Exercise
Below is a listing; write it out exactly and drop any images from it.

Material for the task
┌──

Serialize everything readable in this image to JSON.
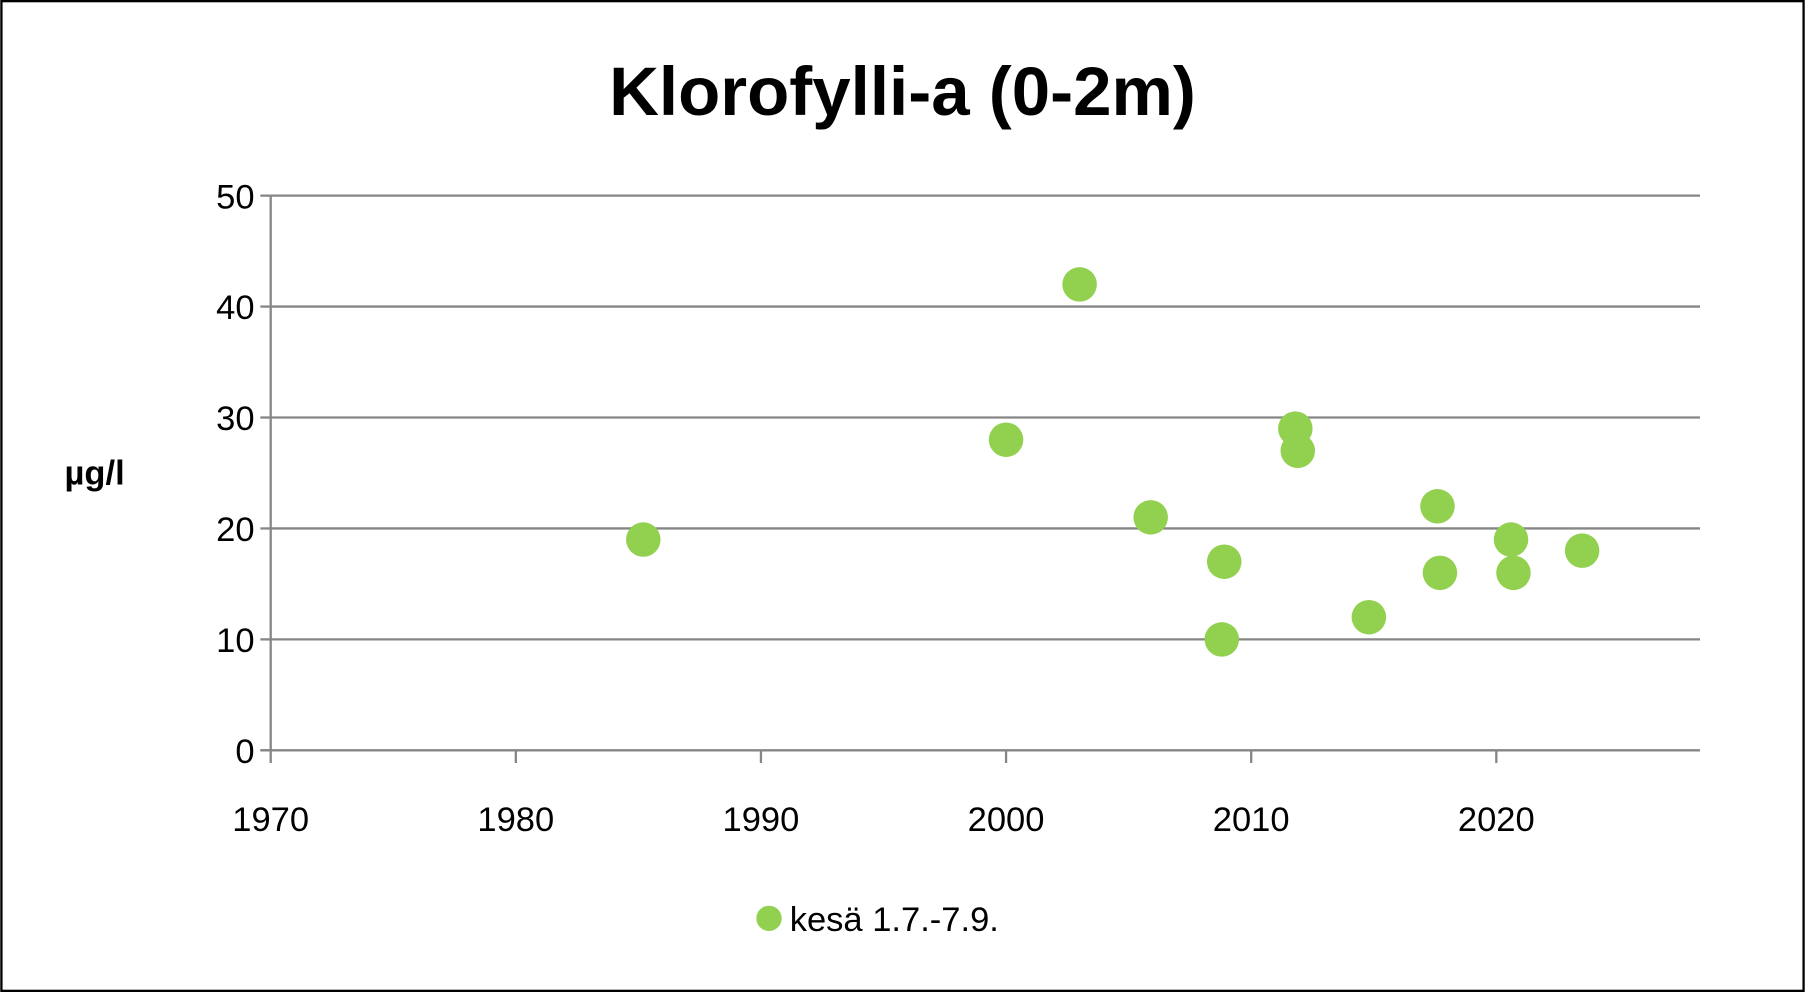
{
  "chart_data": {
    "type": "scatter",
    "title": "Klorofylli-a (0-2m)",
    "xlabel": "",
    "ylabel": "µg/l",
    "xlim": [
      1970,
      2028
    ],
    "ylim": [
      0,
      50
    ],
    "xticks": [
      1970,
      1980,
      1990,
      2000,
      2010,
      2020
    ],
    "yticks": [
      0,
      10,
      20,
      30,
      40,
      50
    ],
    "grid": "horizontal",
    "legend_position": "bottom",
    "series": [
      {
        "name": "kesä 1.7.-7.9.",
        "color": "#92d050",
        "x": [
          1985.2,
          2000.0,
          2003.0,
          2005.9,
          2008.9,
          2008.8,
          2011.8,
          2011.9,
          2014.8,
          2017.6,
          2017.7,
          2020.6,
          2020.7,
          2023.5
        ],
        "y": [
          19,
          28,
          42,
          21,
          17,
          10,
          29,
          27,
          12,
          22,
          16,
          19,
          16,
          18
        ]
      }
    ]
  }
}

└──

Output of the task
Serialize everything readable in this image to JSON.
{
  "chart_data": {
    "type": "scatter",
    "title": "Klorofylli-a (0-2m)",
    "xlabel": "",
    "ylabel": "µg/l",
    "xlim": [
      1970,
      2028
    ],
    "ylim": [
      0,
      50
    ],
    "xticks": [
      1970,
      1980,
      1990,
      2000,
      2010,
      2020
    ],
    "yticks": [
      0,
      10,
      20,
      30,
      40,
      50
    ],
    "grid": "horizontal",
    "legend_position": "bottom",
    "series": [
      {
        "name": "kesä 1.7.-7.9.",
        "color": "#92d050",
        "x": [
          1985.2,
          2000.0,
          2003.0,
          2005.9,
          2008.9,
          2008.8,
          2011.8,
          2011.9,
          2014.8,
          2017.6,
          2017.7,
          2020.6,
          2020.7,
          2023.5
        ],
        "y": [
          19,
          28,
          42,
          21,
          17,
          10,
          29,
          27,
          12,
          22,
          16,
          19,
          16,
          18
        ]
      }
    ]
  }
}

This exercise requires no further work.